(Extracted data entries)
________
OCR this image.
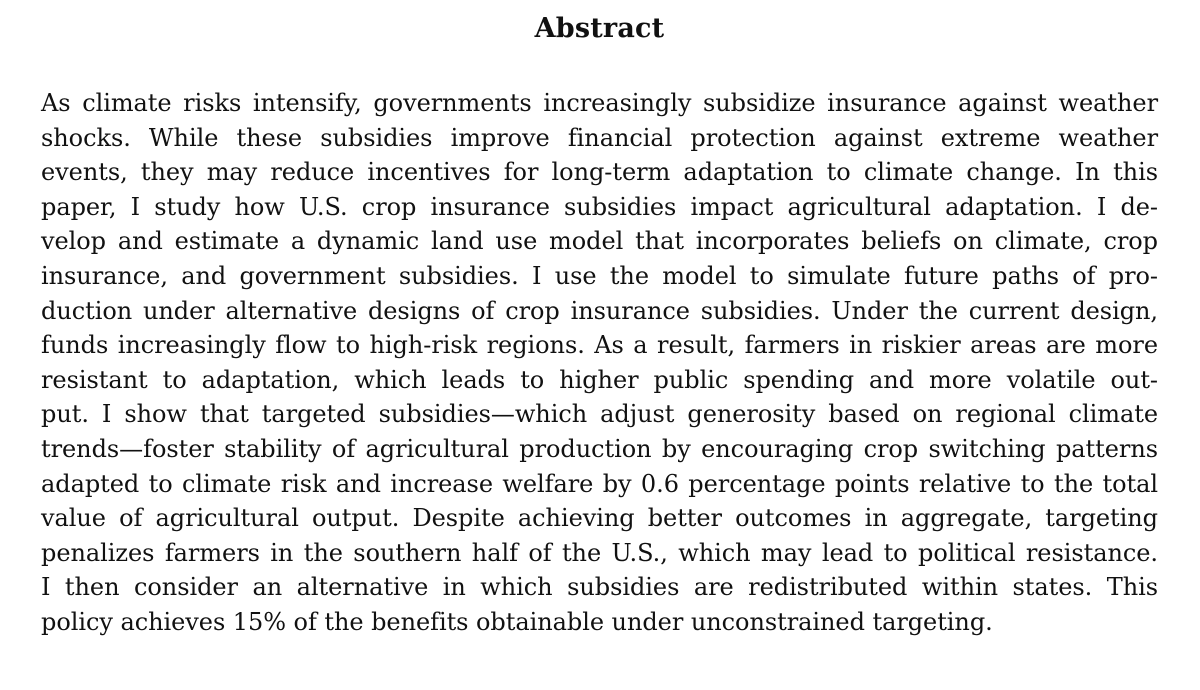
Abstract
As climate risks intensify, governments increasingly subsidize insurance against weather
shocks. While these subsidies improve financial protection against extreme weather
events, they may reduce incentives for long-term adaptation to climate change. In this
paper, I study how U.S. crop insurance subsidies impact agricultural adaptation. I de-
velop and estimate a dynamic land use model that incorporates beliefs on climate, crop
insurance, and government subsidies. I use the model to simulate future paths of pro-
duction under alternative designs of crop insurance subsidies. Under the current design,
funds increasingly flow to high-risk regions. As a result, farmers in riskier areas are more
resistant to adaptation, which leads to higher public spending and more volatile out-
put. I show that targeted subsidies—which adjust generosity based on regional climate
trends—foster stability of agricultural production by encouraging crop switching patterns
adapted to climate risk and increase welfare by 0.6 percentage points relative to the total
value of agricultural output. Despite achieving better outcomes in aggregate, targeting
penalizes farmers in the southern half of the U.S., which may lead to political resistance.
I then consider an alternative in which subsidies are redistributed within states. This
policy achieves 15% of the benefits obtainable under unconstrained targeting.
________
(TASK GOAL):
Scan the records for the string "more". Copy each line in which it appears.

(RESULT FOR THIS EXERCISE):
funds increasingly flow to high-risk regions. As a result, farmers in riskier areas are more
resistant to adaptation, which leads to higher public spending and more volatile out-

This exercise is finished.